* _Problem_:
For each line in the data below that holds "learning", return a copy.

[Dataset entries]
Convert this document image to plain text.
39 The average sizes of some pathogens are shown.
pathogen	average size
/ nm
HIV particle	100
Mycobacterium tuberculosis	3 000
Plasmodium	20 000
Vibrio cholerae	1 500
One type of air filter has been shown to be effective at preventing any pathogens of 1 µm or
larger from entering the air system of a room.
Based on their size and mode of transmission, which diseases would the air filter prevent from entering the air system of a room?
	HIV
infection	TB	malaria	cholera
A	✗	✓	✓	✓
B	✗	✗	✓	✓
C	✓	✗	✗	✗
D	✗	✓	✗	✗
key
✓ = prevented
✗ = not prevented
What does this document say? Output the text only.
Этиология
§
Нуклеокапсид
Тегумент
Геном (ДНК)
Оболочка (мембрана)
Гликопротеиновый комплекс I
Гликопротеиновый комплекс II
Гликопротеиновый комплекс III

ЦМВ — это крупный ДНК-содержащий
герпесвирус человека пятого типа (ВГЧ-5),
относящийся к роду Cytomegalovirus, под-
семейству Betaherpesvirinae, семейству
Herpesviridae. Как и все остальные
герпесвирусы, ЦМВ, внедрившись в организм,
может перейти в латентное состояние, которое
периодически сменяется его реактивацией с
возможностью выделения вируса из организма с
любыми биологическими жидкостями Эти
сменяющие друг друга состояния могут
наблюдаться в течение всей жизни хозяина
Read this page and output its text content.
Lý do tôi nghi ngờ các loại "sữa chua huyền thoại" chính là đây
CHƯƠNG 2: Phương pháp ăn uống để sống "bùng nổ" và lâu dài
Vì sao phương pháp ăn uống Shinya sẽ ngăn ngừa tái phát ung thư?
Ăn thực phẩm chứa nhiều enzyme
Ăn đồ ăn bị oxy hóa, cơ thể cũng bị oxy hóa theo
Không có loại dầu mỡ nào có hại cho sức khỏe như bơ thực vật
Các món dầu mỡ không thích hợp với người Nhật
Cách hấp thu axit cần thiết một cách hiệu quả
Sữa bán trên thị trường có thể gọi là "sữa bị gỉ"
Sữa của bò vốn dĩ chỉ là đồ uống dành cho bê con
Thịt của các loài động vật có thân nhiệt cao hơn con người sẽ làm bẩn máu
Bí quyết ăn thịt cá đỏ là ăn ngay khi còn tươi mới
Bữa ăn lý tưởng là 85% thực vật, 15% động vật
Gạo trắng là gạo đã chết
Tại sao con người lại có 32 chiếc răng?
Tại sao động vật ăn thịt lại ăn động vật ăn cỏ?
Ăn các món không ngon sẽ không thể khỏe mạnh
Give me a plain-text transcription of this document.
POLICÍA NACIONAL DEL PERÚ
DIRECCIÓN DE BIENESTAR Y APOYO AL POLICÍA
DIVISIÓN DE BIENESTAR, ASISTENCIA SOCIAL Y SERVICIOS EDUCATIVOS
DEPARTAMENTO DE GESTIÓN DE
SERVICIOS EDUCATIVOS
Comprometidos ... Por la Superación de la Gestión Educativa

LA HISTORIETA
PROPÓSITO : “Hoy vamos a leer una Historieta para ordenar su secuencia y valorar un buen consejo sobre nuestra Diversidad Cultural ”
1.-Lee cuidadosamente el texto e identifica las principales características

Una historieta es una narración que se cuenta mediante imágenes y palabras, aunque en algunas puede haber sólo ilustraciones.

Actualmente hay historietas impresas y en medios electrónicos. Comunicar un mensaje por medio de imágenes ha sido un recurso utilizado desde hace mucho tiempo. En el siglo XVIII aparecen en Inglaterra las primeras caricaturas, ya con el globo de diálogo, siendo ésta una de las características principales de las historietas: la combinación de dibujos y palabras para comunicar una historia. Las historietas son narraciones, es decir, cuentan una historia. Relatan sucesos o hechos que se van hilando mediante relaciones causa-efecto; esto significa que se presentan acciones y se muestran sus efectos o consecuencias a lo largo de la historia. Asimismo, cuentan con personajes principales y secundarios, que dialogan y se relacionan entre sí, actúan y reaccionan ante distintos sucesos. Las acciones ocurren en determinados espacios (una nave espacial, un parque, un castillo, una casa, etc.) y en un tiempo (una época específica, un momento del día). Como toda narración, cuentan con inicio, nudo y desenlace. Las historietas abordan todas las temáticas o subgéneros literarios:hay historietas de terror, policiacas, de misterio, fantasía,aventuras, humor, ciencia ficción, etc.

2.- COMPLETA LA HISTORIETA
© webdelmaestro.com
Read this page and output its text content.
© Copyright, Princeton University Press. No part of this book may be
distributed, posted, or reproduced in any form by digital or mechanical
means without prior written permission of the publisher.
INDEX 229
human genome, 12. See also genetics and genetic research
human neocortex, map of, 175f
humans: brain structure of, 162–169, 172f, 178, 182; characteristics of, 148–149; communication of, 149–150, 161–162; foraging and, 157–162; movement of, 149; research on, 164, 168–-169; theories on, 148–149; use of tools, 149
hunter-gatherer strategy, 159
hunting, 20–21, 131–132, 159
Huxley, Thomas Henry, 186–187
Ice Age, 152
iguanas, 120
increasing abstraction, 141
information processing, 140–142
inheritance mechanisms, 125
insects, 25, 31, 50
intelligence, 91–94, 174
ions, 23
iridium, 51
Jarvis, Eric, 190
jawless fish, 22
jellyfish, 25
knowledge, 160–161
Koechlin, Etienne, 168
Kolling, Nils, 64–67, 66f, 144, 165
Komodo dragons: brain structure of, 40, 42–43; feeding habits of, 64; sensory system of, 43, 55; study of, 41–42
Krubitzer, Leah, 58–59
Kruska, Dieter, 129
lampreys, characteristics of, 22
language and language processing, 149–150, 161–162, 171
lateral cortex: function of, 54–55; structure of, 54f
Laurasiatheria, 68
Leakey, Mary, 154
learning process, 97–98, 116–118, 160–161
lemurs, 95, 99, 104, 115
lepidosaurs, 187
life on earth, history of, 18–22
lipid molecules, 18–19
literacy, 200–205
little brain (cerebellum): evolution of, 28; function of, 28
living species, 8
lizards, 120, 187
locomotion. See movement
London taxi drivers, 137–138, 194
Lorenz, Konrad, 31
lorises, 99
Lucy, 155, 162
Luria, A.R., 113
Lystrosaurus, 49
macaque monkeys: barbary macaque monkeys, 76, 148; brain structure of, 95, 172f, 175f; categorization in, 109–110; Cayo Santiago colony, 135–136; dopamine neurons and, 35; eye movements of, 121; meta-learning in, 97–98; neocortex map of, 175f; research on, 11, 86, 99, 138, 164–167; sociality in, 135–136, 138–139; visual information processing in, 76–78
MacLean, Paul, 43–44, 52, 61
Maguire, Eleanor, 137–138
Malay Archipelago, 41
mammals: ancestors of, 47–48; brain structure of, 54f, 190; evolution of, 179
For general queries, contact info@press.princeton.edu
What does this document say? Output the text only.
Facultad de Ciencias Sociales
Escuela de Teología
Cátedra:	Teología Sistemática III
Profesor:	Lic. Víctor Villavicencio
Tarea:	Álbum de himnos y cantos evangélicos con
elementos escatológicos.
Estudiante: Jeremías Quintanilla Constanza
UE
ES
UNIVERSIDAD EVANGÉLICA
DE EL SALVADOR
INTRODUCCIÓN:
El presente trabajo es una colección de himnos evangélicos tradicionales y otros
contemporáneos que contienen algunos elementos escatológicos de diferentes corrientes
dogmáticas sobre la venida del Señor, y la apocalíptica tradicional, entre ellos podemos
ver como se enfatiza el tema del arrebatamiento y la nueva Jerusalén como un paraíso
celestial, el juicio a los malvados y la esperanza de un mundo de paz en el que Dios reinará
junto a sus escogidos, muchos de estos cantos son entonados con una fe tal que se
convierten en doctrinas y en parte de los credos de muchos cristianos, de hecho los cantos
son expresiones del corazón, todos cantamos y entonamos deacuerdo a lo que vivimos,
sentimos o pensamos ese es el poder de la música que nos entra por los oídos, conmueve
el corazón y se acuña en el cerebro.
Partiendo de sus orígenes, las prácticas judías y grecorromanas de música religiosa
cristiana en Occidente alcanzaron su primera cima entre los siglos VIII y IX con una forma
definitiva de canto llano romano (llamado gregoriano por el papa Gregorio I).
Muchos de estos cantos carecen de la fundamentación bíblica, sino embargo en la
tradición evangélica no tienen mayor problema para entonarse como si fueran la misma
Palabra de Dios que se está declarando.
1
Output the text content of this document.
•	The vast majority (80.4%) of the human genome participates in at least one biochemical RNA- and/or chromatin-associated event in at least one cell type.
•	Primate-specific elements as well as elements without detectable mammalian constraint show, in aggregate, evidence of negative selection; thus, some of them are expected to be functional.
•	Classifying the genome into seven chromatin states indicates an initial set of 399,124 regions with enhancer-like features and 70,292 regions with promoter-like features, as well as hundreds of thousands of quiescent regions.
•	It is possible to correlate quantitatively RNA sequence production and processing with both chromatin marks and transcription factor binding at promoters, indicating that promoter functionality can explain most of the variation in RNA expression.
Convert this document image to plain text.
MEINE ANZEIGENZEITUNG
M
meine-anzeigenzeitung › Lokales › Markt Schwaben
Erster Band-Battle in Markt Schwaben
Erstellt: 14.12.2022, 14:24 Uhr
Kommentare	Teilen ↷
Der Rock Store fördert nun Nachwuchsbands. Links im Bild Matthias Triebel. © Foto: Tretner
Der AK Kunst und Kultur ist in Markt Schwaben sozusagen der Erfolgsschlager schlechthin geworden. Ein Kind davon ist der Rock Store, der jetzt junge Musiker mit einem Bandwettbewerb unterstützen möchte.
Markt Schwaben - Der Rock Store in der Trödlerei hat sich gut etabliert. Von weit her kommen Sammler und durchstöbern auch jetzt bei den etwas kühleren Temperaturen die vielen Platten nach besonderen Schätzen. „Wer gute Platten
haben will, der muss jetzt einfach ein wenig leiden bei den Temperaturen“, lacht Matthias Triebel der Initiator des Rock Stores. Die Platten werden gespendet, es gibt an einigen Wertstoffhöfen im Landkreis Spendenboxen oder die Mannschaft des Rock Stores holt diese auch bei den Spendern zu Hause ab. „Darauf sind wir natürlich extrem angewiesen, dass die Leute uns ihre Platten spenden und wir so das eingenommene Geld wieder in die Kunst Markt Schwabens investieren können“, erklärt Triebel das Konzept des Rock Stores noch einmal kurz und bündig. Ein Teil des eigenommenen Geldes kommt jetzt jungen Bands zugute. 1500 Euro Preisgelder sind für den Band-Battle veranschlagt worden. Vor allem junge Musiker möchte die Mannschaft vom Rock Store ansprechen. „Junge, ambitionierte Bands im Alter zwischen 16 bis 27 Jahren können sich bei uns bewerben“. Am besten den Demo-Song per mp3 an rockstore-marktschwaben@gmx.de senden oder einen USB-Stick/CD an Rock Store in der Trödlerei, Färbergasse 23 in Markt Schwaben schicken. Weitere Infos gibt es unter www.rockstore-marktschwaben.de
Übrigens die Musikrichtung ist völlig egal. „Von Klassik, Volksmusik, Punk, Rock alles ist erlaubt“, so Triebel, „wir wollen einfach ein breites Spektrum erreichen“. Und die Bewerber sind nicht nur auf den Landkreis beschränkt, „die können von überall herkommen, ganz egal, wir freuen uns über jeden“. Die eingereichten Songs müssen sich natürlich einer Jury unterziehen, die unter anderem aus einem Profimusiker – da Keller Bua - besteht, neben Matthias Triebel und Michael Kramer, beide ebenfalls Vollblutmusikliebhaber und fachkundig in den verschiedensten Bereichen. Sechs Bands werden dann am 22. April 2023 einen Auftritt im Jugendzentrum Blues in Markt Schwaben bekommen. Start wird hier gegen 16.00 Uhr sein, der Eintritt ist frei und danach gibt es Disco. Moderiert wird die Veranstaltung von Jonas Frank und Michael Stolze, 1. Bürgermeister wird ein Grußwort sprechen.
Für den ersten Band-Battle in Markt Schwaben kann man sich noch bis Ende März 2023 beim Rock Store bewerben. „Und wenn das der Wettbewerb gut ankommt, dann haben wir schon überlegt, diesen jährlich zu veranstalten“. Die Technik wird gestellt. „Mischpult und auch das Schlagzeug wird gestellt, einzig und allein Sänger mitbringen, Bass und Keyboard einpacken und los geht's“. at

* _Response to the task_:
learning process, 97–98, 116–118, 160–161
macaque monkeys: barbary macaque monkeys, 76, 148; brain structure of, 95, 172f, 175f; categorization in, 109–110; Cayo Santiago colony, 135–136; dopamine neurons and, 35; eye movements of, 121; meta-learning in, 97–98; neocortex map of, 175f; research on, 11, 86, 99, 138, 164–167; sociality in, 135–136, 138–139; visual information processing in, 76–78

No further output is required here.